Every line that includes the word "yang" is to be listed.

◆ Working data:
+++

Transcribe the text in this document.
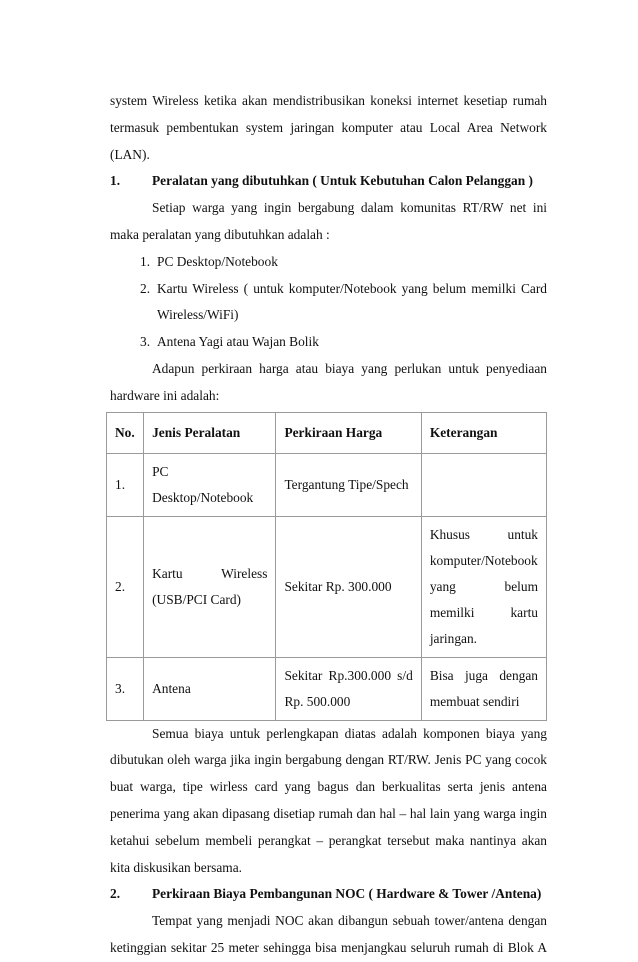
system Wireless ketika akan mendistribusikan koneksi internet kesetiap rumah termasuk pembentukan system jaringan komputer atau Local Area Network (LAN).

1.	Peralatan yang dibutuhkan ( Untuk Kebutuhan Calon Pelanggan )

Setiap warga yang ingin bergabung dalam komunitas RT/RW net ini maka peralatan yang dibutuhkan adalah :

1. PC Desktop/Notebook
2. Kartu Wireless ( untuk komputer/Notebook yang belum memilki Card Wireless/WiFi)
3. Antena Yagi atau Wajan Bolik

Adapun perkiraan harga atau biaya yang perlukan untuk penyediaan hardware ini adalah:

No.	Jenis Peralatan	Perkiraan Harga	Keterangan
1.	PC Desktop/Notebook	Tergantung Tipe/Spech	
2.	Kartu Wireless (USB/PCI Card)	Sekitar Rp. 300.000	Khusus untuk komputer/Notebook yang belum memilki kartu jaringan.
3.	Antena	Sekitar Rp.300.000 s/d Rp. 500.000	Bisa juga dengan membuat sendiri

Semua biaya untuk perlengkapan diatas adalah komponen biaya yang dibutukan oleh warga jika ingin bergabung dengan RT/RW. Jenis PC yang cocok buat warga, tipe wirless card yang bagus dan berkualitas serta jenis antena penerima yang akan dipasang disetiap rumah dan hal – hal lain yang warga ingin ketahui sebelum membeli perangkat – perangkat tersebut maka nantinya akan kita diskusikan bersama.

2.	Perkiraan Biaya Pembangunan NOC ( Hardware & Tower /Antena)

Tempat yang menjadi NOC akan dibangun sebuah tower/antena dengan ketinggian sekitar 25 meter sehingga bisa menjangkau seluruh rumah di Blok A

+++

◆ Answer below:
1.	Peralatan yang dibutuhkan ( Untuk Kebutuhan Calon Pelanggan )
Setiap warga yang ingin bergabung dalam komunitas RT/RW net ini maka peralatan yang dibutuhkan adalah :
2. Kartu Wireless ( untuk komputer/Notebook yang belum memilki Card Wireless/WiFi)
Adapun perkiraan harga atau biaya yang perlukan untuk penyediaan hardware ini adalah:
2.	Kartu Wireless (USB/PCI Card)	Sekitar Rp. 300.000	Khusus untuk komputer/Notebook yang belum memilki kartu jaringan.
Semua biaya untuk perlengkapan diatas adalah komponen biaya yang dibutukan oleh warga jika ingin bergabung dengan RT/RW. Jenis PC yang cocok buat warga, tipe wirless card yang bagus dan berkualitas serta jenis antena penerima yang akan dipasang disetiap rumah dan hal – hal lain yang warga ingin ketahui sebelum membeli perangkat – perangkat tersebut maka nantinya akan kita diskusikan bersama.
Tempat yang menjadi NOC akan dibangun sebuah tower/antena dengan ketinggian sekitar 25 meter sehingga bisa menjangkau seluruh rumah di Blok A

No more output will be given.